* RECORDS TO USE

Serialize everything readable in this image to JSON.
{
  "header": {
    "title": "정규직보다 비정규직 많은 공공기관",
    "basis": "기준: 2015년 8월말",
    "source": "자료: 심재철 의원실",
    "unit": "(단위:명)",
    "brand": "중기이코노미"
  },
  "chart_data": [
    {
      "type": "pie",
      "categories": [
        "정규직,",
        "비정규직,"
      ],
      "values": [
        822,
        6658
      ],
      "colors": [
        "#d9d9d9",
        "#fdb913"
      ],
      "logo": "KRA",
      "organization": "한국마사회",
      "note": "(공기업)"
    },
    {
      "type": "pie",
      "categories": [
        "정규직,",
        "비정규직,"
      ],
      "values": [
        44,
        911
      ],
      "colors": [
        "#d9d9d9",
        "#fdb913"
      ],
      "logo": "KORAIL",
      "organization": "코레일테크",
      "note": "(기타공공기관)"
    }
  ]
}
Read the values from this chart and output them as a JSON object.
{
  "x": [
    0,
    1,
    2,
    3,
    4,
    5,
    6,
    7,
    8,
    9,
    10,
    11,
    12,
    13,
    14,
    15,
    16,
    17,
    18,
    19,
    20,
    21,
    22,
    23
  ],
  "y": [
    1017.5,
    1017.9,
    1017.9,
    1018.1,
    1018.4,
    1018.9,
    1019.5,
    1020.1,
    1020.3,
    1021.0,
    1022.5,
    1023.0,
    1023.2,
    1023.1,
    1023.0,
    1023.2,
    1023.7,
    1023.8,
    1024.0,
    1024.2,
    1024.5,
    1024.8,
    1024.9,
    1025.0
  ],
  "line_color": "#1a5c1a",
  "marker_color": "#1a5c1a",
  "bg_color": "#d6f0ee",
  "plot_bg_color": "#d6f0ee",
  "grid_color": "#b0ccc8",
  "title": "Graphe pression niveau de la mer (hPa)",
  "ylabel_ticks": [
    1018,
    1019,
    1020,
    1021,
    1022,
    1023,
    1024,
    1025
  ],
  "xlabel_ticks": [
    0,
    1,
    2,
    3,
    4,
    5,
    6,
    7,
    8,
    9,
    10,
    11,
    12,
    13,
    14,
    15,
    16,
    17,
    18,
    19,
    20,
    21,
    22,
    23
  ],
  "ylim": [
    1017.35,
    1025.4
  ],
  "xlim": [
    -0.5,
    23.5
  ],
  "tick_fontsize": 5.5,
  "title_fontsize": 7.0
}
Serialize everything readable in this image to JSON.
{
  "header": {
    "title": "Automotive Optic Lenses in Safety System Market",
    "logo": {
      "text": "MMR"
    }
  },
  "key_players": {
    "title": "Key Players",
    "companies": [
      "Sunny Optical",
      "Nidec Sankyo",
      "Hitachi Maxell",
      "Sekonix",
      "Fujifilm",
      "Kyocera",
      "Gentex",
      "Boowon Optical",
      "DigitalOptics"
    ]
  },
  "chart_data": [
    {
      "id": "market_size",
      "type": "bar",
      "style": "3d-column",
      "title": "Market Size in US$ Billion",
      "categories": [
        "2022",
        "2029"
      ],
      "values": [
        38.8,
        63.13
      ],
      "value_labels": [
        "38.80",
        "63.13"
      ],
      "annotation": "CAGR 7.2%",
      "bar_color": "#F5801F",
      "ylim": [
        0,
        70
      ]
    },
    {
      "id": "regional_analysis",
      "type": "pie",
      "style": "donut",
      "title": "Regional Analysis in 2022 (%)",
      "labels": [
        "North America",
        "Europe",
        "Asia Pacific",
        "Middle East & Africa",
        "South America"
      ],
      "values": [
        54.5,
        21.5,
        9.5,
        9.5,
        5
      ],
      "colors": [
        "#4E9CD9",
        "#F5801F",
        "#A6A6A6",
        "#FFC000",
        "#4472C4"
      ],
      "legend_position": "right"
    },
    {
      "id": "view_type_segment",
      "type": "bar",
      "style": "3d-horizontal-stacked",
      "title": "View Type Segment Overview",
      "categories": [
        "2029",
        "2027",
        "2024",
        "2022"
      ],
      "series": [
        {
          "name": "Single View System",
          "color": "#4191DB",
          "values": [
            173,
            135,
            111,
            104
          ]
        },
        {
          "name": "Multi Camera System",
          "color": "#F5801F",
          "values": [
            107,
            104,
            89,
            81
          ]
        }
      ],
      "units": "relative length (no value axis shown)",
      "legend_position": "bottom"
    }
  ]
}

...

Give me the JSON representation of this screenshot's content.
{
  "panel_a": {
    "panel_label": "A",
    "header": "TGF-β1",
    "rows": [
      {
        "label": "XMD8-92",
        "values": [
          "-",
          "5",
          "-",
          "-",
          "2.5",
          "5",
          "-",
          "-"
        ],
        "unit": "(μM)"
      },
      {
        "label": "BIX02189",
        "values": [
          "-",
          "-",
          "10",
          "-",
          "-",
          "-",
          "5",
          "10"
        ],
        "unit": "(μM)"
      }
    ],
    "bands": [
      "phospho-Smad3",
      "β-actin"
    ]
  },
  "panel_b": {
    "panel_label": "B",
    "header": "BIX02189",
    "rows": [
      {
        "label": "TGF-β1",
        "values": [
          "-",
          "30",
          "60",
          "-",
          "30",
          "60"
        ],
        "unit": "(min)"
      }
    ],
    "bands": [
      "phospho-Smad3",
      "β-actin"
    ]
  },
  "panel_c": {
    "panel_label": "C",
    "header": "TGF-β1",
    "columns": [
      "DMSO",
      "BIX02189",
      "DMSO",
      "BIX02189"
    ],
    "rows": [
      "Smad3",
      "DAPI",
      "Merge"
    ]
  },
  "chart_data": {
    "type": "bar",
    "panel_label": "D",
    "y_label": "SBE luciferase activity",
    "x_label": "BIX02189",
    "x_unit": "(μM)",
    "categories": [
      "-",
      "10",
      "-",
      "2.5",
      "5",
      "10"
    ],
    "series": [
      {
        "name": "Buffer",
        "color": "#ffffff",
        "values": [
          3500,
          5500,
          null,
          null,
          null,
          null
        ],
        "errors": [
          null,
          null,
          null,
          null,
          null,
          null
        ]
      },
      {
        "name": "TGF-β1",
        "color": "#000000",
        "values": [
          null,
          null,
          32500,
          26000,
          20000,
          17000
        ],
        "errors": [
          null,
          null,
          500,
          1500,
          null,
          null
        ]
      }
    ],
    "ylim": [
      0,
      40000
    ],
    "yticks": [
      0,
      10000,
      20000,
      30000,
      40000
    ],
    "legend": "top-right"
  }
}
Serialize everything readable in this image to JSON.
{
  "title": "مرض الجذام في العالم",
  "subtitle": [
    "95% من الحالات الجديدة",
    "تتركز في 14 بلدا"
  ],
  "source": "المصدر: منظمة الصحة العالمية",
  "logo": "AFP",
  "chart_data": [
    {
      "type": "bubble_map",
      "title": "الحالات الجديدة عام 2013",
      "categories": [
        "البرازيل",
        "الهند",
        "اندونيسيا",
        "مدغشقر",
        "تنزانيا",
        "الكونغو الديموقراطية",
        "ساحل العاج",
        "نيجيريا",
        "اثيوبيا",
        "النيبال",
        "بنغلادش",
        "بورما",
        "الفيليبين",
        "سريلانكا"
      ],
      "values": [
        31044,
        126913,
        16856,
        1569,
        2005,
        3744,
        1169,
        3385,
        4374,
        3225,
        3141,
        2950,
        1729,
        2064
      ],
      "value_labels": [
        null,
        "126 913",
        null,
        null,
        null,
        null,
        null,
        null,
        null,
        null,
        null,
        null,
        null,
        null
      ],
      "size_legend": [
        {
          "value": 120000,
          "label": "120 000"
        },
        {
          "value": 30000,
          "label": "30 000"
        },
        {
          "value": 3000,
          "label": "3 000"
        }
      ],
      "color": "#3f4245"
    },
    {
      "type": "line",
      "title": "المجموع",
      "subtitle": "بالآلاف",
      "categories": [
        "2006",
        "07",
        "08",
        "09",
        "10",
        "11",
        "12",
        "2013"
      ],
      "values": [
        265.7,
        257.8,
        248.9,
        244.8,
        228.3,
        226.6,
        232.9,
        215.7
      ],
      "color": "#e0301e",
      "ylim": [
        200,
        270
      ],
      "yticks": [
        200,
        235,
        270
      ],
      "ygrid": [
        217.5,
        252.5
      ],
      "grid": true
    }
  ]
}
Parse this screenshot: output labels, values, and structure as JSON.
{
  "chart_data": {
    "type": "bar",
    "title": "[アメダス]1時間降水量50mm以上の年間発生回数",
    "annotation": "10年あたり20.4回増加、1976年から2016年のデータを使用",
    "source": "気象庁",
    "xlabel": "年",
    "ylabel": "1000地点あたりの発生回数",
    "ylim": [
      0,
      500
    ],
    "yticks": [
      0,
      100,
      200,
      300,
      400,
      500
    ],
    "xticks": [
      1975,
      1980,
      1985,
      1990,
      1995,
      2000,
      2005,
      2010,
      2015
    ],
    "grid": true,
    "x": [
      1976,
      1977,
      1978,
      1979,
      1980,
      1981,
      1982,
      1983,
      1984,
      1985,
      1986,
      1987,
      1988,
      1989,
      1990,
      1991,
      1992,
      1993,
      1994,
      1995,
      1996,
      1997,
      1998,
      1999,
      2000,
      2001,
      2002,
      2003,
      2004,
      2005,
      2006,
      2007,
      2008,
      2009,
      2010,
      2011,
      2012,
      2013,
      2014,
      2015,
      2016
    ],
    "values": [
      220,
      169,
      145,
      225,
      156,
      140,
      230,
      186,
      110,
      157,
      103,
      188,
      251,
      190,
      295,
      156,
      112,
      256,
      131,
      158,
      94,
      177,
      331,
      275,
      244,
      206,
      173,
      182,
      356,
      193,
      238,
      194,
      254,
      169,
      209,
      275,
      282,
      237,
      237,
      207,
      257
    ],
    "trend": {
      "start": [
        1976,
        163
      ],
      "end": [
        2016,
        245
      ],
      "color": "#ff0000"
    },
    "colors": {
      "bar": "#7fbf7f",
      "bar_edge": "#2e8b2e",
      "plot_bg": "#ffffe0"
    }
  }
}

* DIRECTION
Copy out all lines above that include the string "source".

* ANSWER BELOW
    "source": "자료: 심재철 의원실",
  "source": "المصدر: منظمة الصحة العالمية",
    "source": "気象庁",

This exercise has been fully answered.